Given instruction
Copy the records below exactly, leaving out any pictures.
# The records start
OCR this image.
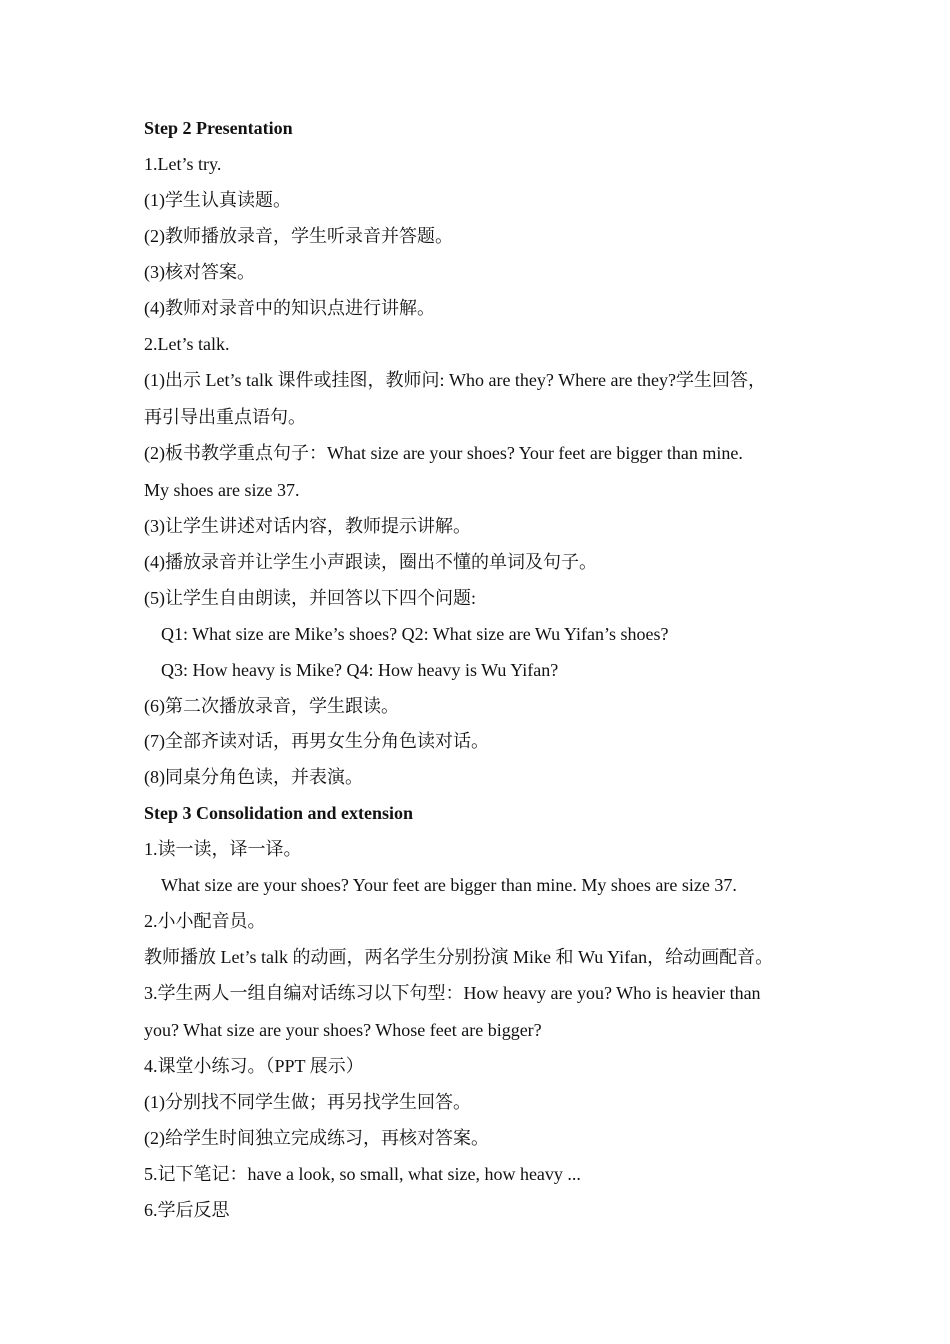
Step 2 Presentation
1.Let’s try.
(1)学生认真读题。
(2)教师播放录音，学生听录音并答题。
(3)核对答案。
(4)教师对录音中的知识点进行讲解。
2.Let’s talk.
(1)出示 Let’s talk 课件或挂图，教师问: Who are they? Where are they?学生回答，
再引导出重点语句。
(2)板书教学重点句子：What size are your shoes? Your feet are bigger than mine.
My shoes are size 37.
(3)让学生讲述对话内容，教师提示讲解。
(4)播放录音并让学生小声跟读，圈出不懂的单词及句子。
(5)让学生自由朗读，并回答以下四个问题:
Q1: What size are Mike’s shoes? Q2: What size are Wu Yifan’s shoes?
Q3: How heavy is Mike? Q4: How heavy is Wu Yifan?
(6)第二次播放录音，学生跟读。
(7)全部齐读对话，再男女生分角色读对话。
(8)同桌分角色读，并表演。
Step 3 Consolidation and extension
1.读一读，译一译。
What size are your shoes? Your feet are bigger than mine. My shoes are size 37.
2.小小配音员。
教师播放 Let’s talk 的动画，两名学生分别扮演 Mike 和 Wu Yifan，给动画配音。
3.学生两人一组自编对话练习以下句型：How heavy are you? Who is heavier than
you? What size are your shoes? Whose feet are bigger?
4.课堂小练习。（PPT 展示）
(1)分别找不同学生做；再另找学生回答。
(2)给学生时间独立完成练习，再核对答案。
5.记下笔记：have a look, so small, what size, how heavy ...
6.学后反思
# The records end
The response
OCR this image.
Step 2 Presentation
1.Let’s try.
(1)学生认真读题。
(2)教师播放录音，学生听录音并答题。
(3)核对答案。
(4)教师对录音中的知识点进行讲解。
2.Let’s talk.
(1)出示 Let’s talk 课件或挂图，教师问: Who are they? Where are they?学生回答，
再引导出重点语句。
(2)板书教学重点句子：What size are your shoes? Your feet are bigger than mine.
My shoes are size 37.
(3)让学生讲述对话内容，教师提示讲解。
(4)播放录音并让学生小声跟读，圈出不懂的单词及句子。
(5)让学生自由朗读，并回答以下四个问题:
Q1: What size are Mike’s shoes? Q2: What size are Wu Yifan’s shoes?
Q3: How heavy is Mike? Q4: How heavy is Wu Yifan?
(6)第二次播放录音，学生跟读。
(7)全部齐读对话，再男女生分角色读对话。
(8)同桌分角色读，并表演。
Step 3 Consolidation and extension
1.读一读，译一译。
What size are your shoes? Your feet are bigger than mine. My shoes are size 37.
2.小小配音员。
教师播放 Let’s talk 的动画，两名学生分别扮演 Mike 和 Wu Yifan，给动画配音。
3.学生两人一组自编对话练习以下句型：How heavy are you? Who is heavier than
you? What size are your shoes? Whose feet are bigger?
4.课堂小练习。（PPT 展示）
(1)分别找不同学生做；再另找学生回答。
(2)给学生时间独立完成练习，再核对答案。
5.记下笔记：have a look, so small, what size, how heavy ...
6.学后反思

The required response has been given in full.